Start of Records to process
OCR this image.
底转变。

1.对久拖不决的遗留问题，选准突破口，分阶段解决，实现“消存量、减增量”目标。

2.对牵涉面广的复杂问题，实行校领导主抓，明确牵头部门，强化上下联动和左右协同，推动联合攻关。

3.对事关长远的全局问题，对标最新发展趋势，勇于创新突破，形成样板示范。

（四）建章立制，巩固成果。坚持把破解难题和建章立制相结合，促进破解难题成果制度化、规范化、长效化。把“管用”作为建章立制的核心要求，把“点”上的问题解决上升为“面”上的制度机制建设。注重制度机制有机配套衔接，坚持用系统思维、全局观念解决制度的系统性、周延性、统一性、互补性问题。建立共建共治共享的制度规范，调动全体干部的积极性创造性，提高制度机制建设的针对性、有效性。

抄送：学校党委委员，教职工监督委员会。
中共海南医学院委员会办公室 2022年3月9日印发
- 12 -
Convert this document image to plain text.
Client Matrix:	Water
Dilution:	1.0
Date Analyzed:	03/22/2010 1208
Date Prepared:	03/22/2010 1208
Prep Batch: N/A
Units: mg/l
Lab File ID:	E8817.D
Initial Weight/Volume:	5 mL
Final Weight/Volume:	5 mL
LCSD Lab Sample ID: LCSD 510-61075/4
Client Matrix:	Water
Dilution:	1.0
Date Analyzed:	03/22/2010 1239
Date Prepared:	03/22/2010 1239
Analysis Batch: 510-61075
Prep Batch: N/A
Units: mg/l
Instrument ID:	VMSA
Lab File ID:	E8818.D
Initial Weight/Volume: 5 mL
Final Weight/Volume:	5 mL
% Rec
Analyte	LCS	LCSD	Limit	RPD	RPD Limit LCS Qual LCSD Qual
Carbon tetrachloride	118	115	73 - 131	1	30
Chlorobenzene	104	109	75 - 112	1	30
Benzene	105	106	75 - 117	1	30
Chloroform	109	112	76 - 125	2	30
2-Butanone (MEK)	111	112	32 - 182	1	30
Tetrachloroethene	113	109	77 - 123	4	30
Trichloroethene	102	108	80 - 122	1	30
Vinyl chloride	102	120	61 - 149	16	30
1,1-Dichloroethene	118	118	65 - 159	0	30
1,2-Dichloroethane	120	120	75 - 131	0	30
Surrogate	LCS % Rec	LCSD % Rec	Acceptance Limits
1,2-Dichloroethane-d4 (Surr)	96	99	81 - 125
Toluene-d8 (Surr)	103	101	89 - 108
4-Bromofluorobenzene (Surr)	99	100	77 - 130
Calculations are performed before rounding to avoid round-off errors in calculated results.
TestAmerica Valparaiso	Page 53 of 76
End of Records to process
● Objective: Across the entries, how many lines contain "Prepared"? Reply with the number only.

● Response to the task: 2